- AIM -
Search the listing below for the string "your" and show each line that contains it.

- PROVIDED MATERIAL -
>> start

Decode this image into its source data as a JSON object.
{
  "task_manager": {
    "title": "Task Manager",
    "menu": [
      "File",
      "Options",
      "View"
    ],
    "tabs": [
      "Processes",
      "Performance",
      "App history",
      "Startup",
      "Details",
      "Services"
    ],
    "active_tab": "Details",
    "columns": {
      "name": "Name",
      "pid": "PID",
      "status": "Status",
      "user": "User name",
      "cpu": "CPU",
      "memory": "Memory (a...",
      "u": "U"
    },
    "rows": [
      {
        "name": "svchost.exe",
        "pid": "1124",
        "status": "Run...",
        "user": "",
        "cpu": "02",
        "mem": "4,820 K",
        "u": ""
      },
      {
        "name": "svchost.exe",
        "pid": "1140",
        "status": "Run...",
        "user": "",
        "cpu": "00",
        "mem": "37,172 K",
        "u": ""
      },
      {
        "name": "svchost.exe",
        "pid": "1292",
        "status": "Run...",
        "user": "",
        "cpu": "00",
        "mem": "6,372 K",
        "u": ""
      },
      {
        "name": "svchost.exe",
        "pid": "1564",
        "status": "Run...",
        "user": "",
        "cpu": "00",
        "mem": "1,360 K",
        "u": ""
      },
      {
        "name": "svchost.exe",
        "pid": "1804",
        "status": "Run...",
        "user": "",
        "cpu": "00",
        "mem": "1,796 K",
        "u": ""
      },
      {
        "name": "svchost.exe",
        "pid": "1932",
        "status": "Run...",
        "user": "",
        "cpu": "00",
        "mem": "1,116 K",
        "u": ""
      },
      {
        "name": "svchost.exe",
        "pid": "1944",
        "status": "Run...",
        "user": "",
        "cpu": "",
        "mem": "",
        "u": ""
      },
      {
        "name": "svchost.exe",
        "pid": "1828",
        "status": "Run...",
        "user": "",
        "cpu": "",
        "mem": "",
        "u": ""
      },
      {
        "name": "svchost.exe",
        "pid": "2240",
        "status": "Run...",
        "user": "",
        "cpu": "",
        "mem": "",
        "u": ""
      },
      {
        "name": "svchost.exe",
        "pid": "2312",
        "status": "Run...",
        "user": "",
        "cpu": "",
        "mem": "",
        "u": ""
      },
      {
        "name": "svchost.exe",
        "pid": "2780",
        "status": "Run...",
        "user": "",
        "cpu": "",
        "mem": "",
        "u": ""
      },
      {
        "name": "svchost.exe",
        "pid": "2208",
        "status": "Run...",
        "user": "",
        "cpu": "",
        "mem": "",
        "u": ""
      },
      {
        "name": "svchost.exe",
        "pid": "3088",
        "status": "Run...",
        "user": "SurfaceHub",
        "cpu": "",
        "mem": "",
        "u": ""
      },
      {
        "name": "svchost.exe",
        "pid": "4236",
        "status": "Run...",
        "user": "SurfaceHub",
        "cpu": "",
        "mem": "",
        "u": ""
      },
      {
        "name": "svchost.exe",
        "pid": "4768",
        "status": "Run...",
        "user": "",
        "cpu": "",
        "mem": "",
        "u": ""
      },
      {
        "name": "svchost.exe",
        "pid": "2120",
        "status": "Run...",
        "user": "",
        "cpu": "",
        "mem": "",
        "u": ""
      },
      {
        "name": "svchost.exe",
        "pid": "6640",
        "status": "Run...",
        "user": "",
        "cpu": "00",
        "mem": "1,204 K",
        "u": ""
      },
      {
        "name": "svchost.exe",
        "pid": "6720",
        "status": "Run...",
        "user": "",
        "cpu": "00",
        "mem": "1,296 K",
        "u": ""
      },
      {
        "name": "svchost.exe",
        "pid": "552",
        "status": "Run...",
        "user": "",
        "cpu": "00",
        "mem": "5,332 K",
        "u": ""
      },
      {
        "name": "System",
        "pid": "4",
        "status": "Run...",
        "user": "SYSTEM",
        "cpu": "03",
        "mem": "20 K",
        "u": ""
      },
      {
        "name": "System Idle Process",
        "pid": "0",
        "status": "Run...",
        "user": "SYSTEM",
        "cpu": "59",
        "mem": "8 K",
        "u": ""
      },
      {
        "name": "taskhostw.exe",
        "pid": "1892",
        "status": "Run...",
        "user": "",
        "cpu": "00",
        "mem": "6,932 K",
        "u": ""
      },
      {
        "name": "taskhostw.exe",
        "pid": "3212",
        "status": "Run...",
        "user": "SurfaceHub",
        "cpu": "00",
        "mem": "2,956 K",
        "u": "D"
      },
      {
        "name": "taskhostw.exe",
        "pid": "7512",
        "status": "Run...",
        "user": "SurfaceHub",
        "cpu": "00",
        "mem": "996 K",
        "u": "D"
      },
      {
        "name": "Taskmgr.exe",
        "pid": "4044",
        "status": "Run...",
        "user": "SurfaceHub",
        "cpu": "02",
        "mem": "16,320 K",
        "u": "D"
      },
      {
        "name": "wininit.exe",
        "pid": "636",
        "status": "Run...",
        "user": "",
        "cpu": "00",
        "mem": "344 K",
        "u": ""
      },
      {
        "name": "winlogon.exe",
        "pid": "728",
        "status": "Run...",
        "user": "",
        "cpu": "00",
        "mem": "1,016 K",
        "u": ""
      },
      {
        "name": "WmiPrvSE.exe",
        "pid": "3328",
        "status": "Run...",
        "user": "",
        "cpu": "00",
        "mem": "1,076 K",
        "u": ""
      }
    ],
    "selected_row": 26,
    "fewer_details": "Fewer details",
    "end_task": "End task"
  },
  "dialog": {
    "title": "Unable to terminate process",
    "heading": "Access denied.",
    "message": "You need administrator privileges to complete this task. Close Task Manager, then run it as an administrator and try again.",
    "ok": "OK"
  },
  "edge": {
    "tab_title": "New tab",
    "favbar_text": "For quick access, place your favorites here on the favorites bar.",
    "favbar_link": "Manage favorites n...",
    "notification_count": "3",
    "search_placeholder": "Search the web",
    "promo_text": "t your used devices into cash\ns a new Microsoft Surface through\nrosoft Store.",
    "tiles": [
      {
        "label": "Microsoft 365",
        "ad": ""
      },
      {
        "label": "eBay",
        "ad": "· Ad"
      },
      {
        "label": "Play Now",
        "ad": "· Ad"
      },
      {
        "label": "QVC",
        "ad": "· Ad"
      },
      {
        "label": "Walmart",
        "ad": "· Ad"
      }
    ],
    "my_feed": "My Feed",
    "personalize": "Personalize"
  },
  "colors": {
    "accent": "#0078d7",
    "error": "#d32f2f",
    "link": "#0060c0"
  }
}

>> end

- WRITTEN SOLUTION -
    "favbar_text": "For quick access, place your favorites here on the favorites bar.",
    "promo_text": "t your used devices into cash\ns a new Microsoft Surface through\nrosoft Store.",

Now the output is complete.